* [Task goal]:
Gather, from the listing beneath this task, every line holding the string "screenshot".

* [Excerpted data]:
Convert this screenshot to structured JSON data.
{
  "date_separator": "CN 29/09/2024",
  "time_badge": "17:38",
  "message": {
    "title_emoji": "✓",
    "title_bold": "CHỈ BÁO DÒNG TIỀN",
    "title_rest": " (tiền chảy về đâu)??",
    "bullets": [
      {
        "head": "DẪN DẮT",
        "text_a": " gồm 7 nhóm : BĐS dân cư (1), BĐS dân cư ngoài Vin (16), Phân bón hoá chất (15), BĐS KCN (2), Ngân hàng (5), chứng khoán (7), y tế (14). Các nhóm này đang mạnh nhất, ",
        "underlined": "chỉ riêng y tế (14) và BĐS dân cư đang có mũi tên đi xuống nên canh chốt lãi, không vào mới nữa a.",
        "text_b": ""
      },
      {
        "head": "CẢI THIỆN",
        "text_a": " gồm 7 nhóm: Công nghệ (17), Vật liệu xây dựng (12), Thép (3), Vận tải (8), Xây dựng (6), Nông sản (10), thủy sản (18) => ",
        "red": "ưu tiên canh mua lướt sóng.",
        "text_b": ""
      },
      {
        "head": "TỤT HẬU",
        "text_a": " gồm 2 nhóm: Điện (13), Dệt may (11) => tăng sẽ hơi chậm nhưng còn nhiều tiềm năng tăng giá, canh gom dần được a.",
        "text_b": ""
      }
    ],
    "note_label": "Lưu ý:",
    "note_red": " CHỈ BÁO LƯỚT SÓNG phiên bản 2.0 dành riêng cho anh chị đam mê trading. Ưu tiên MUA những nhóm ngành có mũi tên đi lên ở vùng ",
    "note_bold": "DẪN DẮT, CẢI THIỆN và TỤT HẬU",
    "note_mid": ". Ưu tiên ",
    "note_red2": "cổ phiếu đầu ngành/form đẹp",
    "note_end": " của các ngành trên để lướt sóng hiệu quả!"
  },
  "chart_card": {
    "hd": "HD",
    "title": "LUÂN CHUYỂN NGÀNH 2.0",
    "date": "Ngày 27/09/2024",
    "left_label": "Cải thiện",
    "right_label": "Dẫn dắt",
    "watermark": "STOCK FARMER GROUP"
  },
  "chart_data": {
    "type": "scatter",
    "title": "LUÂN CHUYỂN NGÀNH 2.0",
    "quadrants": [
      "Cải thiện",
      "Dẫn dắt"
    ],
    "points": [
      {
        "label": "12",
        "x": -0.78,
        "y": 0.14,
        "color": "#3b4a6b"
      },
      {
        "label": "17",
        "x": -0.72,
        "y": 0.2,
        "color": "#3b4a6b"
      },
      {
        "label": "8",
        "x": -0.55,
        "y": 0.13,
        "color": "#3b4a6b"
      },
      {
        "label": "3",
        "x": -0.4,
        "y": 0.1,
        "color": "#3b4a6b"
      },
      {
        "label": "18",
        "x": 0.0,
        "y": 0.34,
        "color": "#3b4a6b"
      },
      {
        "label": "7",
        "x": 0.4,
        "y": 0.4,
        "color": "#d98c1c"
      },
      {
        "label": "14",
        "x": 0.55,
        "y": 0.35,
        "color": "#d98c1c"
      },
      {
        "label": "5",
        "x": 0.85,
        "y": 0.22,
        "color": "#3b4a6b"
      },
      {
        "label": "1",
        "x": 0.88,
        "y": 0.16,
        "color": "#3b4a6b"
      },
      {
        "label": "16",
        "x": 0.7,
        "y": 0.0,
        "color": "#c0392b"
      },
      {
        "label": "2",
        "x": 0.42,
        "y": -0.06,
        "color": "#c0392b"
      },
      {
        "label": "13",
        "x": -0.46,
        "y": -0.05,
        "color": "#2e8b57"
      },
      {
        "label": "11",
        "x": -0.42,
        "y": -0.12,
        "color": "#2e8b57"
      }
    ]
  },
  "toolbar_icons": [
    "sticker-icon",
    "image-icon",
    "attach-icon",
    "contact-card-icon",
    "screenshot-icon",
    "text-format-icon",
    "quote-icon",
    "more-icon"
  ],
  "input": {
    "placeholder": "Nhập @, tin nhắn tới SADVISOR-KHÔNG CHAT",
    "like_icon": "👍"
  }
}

* [Response to this exercise]:
Convert this screenshot to structured JSON data.
    "screenshot-icon",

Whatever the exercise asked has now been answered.